------ Dataset extract ------

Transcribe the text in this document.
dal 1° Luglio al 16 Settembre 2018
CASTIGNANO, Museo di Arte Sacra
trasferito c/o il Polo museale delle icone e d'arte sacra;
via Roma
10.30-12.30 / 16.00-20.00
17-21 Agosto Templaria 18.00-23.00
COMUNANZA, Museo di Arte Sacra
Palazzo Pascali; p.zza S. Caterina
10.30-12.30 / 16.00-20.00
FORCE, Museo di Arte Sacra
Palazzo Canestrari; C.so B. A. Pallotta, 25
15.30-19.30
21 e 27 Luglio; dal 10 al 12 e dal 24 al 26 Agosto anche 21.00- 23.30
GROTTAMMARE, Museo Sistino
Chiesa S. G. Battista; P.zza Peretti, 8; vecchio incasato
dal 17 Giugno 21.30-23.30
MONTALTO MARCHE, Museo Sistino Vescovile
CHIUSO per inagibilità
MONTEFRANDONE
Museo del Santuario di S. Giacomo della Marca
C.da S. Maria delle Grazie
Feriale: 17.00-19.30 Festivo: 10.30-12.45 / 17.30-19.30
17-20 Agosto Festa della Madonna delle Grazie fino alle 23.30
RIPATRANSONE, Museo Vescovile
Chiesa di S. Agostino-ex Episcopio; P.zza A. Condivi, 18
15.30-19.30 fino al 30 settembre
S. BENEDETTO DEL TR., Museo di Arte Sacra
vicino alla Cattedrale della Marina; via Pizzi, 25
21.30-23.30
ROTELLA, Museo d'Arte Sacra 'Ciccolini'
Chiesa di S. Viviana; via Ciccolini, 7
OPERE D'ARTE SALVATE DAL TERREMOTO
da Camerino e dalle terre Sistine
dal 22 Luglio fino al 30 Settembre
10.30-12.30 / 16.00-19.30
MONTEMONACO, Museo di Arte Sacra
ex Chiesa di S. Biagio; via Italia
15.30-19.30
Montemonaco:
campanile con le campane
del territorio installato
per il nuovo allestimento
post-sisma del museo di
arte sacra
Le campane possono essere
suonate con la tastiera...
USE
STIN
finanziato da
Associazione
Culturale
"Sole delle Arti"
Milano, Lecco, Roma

------

• _Do this_:
Extract the complete listing above, reproducing each line exactly.

• _Response to this exercise_:
Transcribe the text in this document.
dal 1° Luglio al 16 Settembre 2018
CASTIGNANO, Museo di Arte Sacra
trasferito c/o il Polo museale delle icone e d'arte sacra;
via Roma
10.30-12.30 / 16.00-20.00
17-21 Agosto Templaria 18.00-23.00
COMUNANZA, Museo di Arte Sacra
Palazzo Pascali; p.zza S. Caterina
10.30-12.30 / 16.00-20.00
FORCE, Museo di Arte Sacra
Palazzo Canestrari; C.so B. A. Pallotta, 25
15.30-19.30
21 e 27 Luglio; dal 10 al 12 e dal 24 al 26 Agosto anche 21.00- 23.30
GROTTAMMARE, Museo Sistino
Chiesa S. G. Battista; P.zza Peretti, 8; vecchio incasato
dal 17 Giugno 21.30-23.30
MONTALTO MARCHE, Museo Sistino Vescovile
CHIUSO per inagibilità
MONTEFRANDONE
Museo del Santuario di S. Giacomo della Marca
C.da S. Maria delle Grazie
Feriale: 17.00-19.30 Festivo: 10.30-12.45 / 17.30-19.30
17-20 Agosto Festa della Madonna delle Grazie fino alle 23.30
RIPATRANSONE, Museo Vescovile
Chiesa di S. Agostino-ex Episcopio; P.zza A. Condivi, 18
15.30-19.30 fino al 30 settembre
S. BENEDETTO DEL TR., Museo di Arte Sacra
vicino alla Cattedrale della Marina; via Pizzi, 25
21.30-23.30
ROTELLA, Museo d'Arte Sacra 'Ciccolini'
Chiesa di S. Viviana; via Ciccolini, 7
OPERE D'ARTE SALVATE DAL TERREMOTO
da Camerino e dalle terre Sistine
dal 22 Luglio fino al 30 Settembre
10.30-12.30 / 16.00-19.30
MONTEMONACO, Museo di Arte Sacra
ex Chiesa di S. Biagio; via Italia
15.30-19.30
Montemonaco:
campanile con le campane
del territorio installato
per il nuovo allestimento
post-sisma del museo di
arte sacra
Le campane possono essere
suonate con la tastiera...
USE
STIN
finanziato da
Associazione
Culturale
"Sole delle Arti"
Milano, Lecco, Roma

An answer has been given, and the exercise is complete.